Реакция Центра была половинчатой и поступила 27 декабря 1930 г.: группа «Фрейлиха – Фельдмана» была оставлена на месте, а Зорге и Шмидту запрещалось поддержание с ними связи:
«Деньги для Вас привезёт Фрейлих. После передачи Вам денег категорически запрещаем поддерживать какую-либо связь с Фрейлихом и его людьми». Судя по всему, Фрейлих должен был привезти деньги из Харбина, куда он ездил отвозить почту.
20 октября 1930 г. Дальбюро отправило письмо в руководящий орган ИККИ – Малую комиссию Политсекретариата. В нём оно в резкой форме высказало свои претензии к работе представителя Отдела международных связей (ОМС) ИККИ в Шанхае «Альбрехта» (А. Е. Абрамовича). Главной задачей пункта связи ОМСа в Шанхае являлось осуществление конспиративных связей между ИККИ и коммунистическими партиями других стран Дальнего Востока и ЮВА, что включало в себя пересылку политической, в том числе коминтерновской, литературы, получением и отправкой почты, передачей документов, директив и денег представителям компартий, переброску функционеров по суше и по морю из страны в страну, в том числе в СССР и т. д.
Суть претензий, предъявляемых к Абрамовичу, – осуждение финансовой его политики, выразившейся в отказе в выделении требуемых средств «киттоварищам», а также в его нежелании согласовывать с Дальбюро отправления курьеров в Центр. Ввиду «постоянных помех» со стороны А. Е. Абрамовича работе на Дальнем Востоке, принявших в последнее время характер «прямого вредительства движению», Дальбюро предлагало снять его с работы представителя ОМС в Шанхае.

○ ○ ○ ○ ○

**ЗАДАНИЕ**
Можете продублировать весь приведённый выше отрывок о Дальбюро и представителе ОМС в Шанхае целиком, не меняя ни слова?

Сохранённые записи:
○ ○ ○ ○ ○

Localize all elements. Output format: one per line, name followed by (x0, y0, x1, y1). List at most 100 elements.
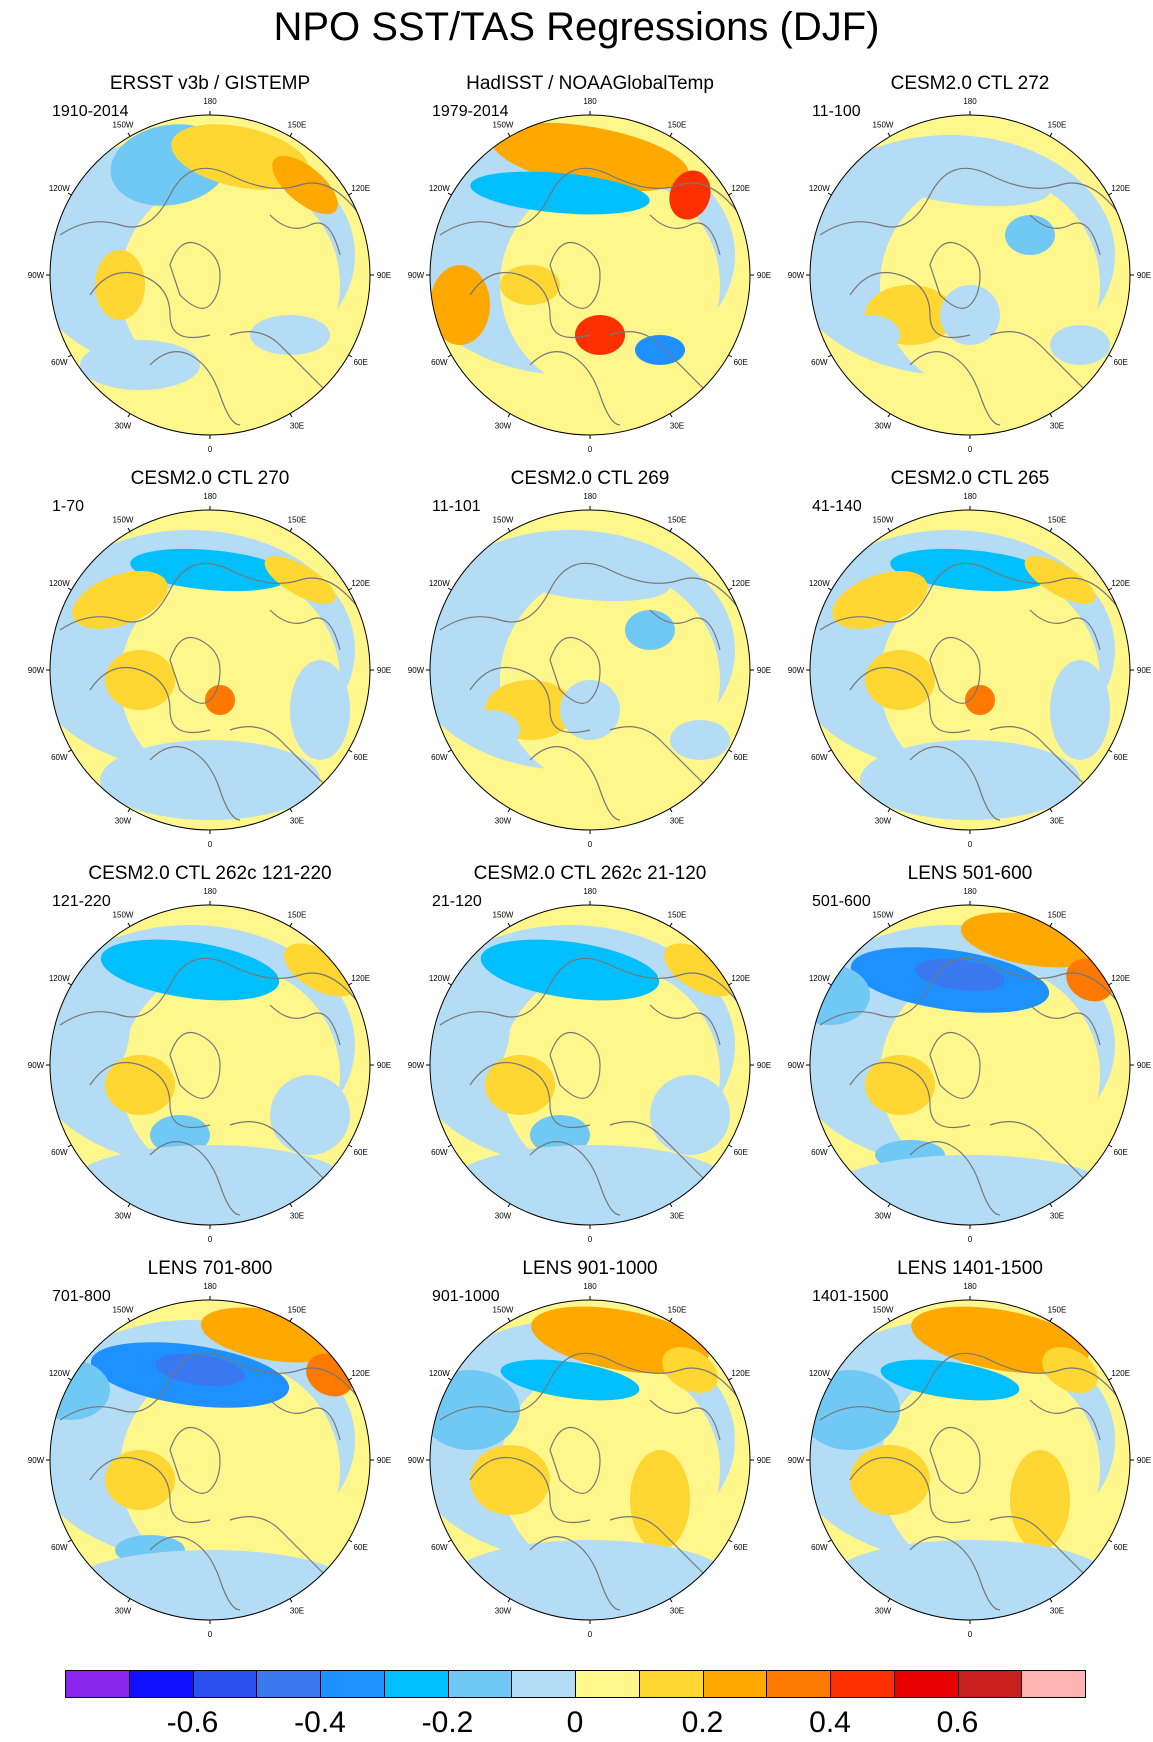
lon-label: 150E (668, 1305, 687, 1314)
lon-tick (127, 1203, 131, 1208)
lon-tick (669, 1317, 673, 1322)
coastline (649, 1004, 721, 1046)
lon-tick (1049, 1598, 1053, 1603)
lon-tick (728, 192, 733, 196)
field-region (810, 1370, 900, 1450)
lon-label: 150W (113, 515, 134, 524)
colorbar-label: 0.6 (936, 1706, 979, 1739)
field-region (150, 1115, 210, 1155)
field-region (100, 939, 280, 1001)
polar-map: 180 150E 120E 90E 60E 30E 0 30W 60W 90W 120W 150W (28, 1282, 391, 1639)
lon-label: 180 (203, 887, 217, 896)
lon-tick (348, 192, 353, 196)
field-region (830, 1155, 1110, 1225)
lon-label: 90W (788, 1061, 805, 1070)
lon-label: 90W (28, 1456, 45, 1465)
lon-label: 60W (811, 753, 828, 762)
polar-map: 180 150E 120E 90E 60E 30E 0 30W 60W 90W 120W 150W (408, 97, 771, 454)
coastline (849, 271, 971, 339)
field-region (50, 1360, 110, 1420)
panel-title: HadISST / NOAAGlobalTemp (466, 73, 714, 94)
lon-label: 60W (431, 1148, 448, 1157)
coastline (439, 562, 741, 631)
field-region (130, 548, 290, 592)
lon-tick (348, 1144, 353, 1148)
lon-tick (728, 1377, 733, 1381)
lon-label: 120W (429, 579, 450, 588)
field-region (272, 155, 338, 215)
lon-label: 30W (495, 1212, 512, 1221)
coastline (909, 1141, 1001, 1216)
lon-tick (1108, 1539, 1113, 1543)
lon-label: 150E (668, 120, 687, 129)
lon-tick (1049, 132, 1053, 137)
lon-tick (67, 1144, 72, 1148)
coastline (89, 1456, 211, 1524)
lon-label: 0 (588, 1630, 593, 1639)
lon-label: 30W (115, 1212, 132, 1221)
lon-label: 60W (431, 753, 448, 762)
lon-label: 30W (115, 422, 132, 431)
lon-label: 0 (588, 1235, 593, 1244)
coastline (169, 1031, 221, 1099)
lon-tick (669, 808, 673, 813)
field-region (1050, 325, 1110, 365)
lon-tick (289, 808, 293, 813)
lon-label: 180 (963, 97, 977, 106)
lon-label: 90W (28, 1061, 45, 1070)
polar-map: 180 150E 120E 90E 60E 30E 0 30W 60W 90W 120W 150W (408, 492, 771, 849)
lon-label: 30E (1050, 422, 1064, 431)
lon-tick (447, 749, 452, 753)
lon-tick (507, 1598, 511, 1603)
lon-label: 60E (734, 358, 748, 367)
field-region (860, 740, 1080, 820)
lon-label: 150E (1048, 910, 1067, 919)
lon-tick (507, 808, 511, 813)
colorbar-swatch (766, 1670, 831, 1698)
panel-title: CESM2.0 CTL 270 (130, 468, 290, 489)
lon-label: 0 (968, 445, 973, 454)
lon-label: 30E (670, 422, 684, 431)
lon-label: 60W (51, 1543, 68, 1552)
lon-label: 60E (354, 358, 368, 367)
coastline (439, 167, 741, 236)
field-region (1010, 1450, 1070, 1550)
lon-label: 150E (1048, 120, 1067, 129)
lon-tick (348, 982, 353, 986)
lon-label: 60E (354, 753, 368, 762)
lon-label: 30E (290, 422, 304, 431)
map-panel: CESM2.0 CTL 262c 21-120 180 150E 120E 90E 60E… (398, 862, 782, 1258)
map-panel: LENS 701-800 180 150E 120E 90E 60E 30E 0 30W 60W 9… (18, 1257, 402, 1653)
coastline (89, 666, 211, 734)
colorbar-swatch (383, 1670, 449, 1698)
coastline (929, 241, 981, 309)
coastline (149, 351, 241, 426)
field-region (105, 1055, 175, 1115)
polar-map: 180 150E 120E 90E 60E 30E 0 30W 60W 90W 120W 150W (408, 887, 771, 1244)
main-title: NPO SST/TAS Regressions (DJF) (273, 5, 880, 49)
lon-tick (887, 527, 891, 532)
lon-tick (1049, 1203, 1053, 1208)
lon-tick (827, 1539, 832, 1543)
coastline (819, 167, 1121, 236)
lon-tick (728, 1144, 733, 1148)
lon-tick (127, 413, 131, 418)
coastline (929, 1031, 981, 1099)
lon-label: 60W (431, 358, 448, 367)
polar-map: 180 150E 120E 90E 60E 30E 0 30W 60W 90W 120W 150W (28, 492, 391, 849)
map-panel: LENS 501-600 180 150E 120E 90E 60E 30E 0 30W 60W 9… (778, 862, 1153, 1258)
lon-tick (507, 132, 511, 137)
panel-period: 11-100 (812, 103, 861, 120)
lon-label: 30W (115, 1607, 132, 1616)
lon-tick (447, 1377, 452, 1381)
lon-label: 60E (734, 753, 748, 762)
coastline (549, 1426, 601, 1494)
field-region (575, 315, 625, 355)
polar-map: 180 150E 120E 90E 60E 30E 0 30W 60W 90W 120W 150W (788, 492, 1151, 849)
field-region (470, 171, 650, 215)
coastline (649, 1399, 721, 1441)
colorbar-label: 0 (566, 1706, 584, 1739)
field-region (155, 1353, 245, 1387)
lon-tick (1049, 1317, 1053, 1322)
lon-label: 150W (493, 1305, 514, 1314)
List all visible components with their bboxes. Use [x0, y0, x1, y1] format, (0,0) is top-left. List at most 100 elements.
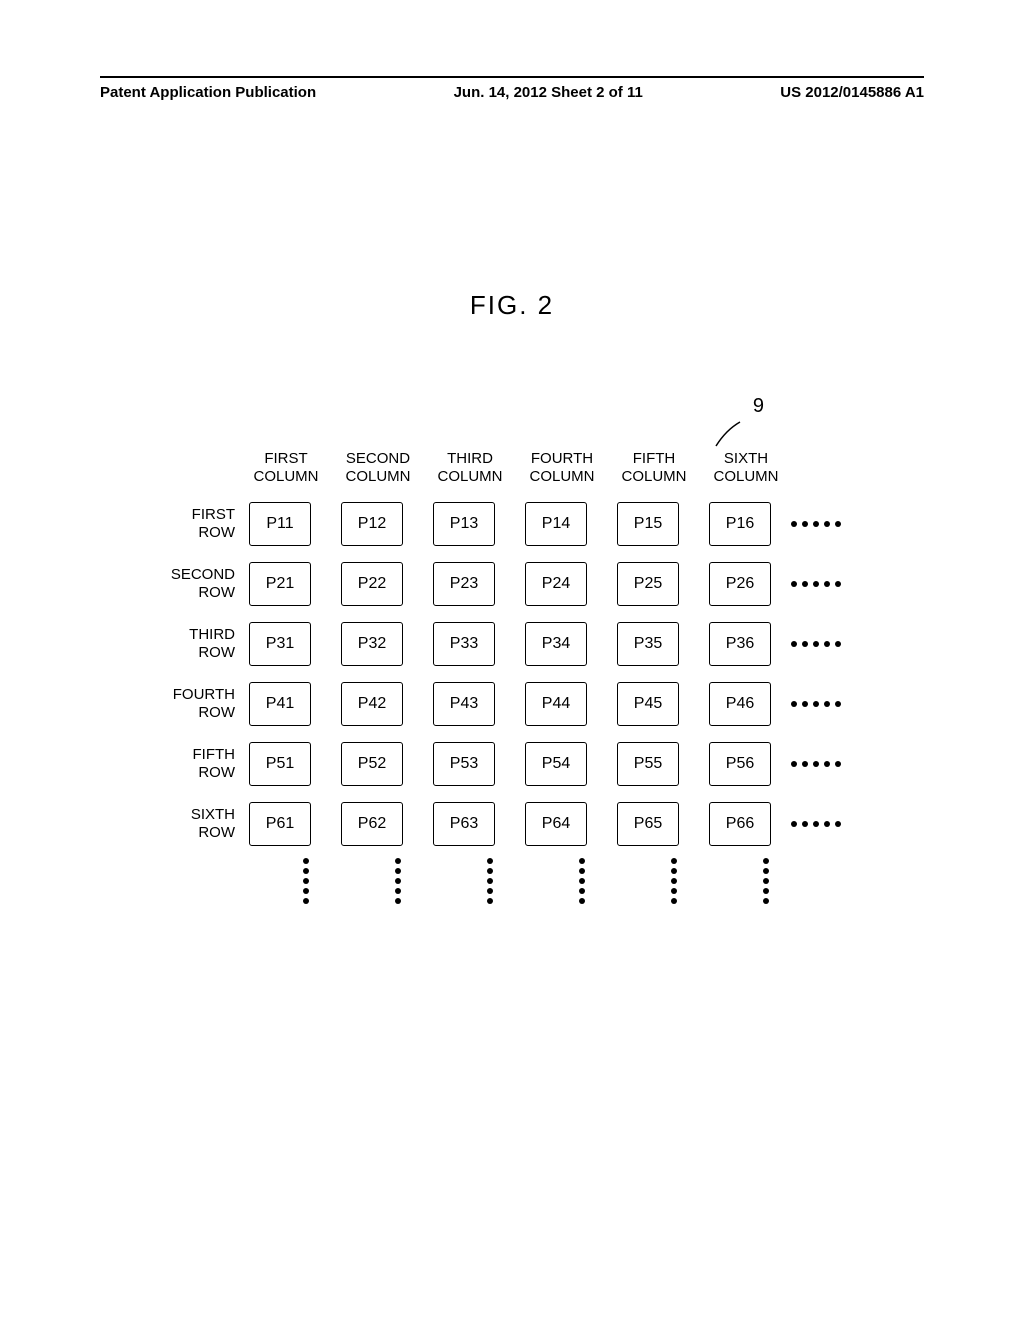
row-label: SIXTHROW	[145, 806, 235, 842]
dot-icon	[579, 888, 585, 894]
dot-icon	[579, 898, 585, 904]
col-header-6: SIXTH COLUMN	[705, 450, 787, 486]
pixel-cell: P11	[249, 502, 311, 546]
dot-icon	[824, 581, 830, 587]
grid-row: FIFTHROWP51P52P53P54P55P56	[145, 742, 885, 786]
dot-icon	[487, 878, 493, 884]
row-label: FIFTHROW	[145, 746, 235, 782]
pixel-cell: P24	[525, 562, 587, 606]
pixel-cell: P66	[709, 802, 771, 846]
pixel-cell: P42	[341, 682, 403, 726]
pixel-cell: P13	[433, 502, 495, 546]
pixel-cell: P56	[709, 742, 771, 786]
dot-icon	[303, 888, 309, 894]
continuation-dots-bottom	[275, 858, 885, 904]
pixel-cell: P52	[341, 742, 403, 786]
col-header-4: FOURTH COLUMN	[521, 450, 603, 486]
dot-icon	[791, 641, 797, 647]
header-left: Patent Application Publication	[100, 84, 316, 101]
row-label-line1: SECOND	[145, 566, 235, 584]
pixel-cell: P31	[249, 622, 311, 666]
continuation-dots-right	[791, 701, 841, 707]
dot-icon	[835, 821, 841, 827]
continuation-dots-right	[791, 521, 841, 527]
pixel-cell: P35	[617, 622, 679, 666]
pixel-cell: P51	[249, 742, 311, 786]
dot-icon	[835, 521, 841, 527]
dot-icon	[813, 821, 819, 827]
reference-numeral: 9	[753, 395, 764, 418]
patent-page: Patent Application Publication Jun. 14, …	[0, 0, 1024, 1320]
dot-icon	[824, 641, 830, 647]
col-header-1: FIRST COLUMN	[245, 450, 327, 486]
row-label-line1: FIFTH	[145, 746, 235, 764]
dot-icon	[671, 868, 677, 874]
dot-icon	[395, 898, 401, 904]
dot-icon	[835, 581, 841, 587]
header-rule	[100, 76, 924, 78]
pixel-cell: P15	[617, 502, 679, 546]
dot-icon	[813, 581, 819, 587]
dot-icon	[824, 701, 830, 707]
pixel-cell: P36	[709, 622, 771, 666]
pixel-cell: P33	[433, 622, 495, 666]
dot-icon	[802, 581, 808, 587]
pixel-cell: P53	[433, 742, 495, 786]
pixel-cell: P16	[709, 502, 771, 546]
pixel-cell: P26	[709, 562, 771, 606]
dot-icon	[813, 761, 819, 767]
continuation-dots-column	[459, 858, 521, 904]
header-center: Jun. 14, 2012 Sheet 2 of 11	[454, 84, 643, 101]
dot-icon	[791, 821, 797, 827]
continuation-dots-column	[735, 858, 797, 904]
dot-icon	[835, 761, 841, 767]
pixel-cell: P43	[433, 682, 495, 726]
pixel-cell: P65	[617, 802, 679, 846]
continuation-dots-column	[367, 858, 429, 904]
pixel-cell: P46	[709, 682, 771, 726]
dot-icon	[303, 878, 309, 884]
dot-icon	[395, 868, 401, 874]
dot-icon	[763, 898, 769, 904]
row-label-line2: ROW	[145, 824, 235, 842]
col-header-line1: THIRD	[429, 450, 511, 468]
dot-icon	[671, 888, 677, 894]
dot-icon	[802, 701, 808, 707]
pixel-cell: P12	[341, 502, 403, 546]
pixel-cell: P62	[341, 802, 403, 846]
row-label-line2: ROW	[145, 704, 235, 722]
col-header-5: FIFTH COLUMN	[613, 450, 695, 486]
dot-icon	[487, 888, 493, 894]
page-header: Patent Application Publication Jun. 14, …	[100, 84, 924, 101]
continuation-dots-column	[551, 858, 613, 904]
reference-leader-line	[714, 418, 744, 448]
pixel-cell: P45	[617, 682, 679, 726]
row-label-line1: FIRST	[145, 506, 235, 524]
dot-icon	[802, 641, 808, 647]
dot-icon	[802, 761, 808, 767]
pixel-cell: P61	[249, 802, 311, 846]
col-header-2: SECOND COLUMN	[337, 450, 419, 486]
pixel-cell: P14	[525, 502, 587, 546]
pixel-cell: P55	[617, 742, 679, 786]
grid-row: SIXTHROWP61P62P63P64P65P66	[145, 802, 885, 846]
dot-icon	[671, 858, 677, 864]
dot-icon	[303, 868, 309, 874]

○ ○ ○ ○ ○

**ОТВЕТ**
Реакция Центра была половинчатой и поступила 27 декабря 1930 г.: группа «Фрейлиха – Фельдмана» была оставлена на месте, а Зорге и Шмидту запрещалось поддержание с ними связи:
«Деньги для Вас привезёт Фрейлих. После передачи Вам денег категорически запрещаем поддерживать какую-либо связь с Фрейлихом и его людьми». Судя по всему, Фрейлих должен был привезти деньги из Харбина, куда он ездил отвозить почту.
20 октября 1930 г. Дальбюро отправило письмо в руководящий орган ИККИ – Малую комиссию Политсекретариата. В нём оно в резкой форме высказало свои претензии к работе представителя Отдела международных связей (ОМС) ИККИ в Шанхае «Альбрехта» (А. Е. Абрамовича). Главной задачей пункта связи ОМСа в Шанхае являлось осуществление конспиративных связей между ИККИ и коммунистическими партиями других стран Дальнего Востока и ЮВА, что включало в себя пересылку политической, в том числе коминтерновской, литературы, получением и отправкой почты, передачей документов, директив и денег представителям компартий, переброску функционеров по суше и по морю из страны в страну, в том числе в СССР и т. д.
Суть претензий, предъявляемых к Абрамовичу, – осуждение финансовой его политики, выразившейся в отказе в выделении требуемых средств «киттоварищам», а также в его нежелании согласовывать с Дальбюро отправления курьеров в Центр. Ввиду «постоянных помех» со стороны А. Е. Абрамовича работе на Дальнем Востоке, принявших в последнее время характер «прямого вредительства движению», Дальбюро предлагало снять его с работы представителя ОМС в Шанхае.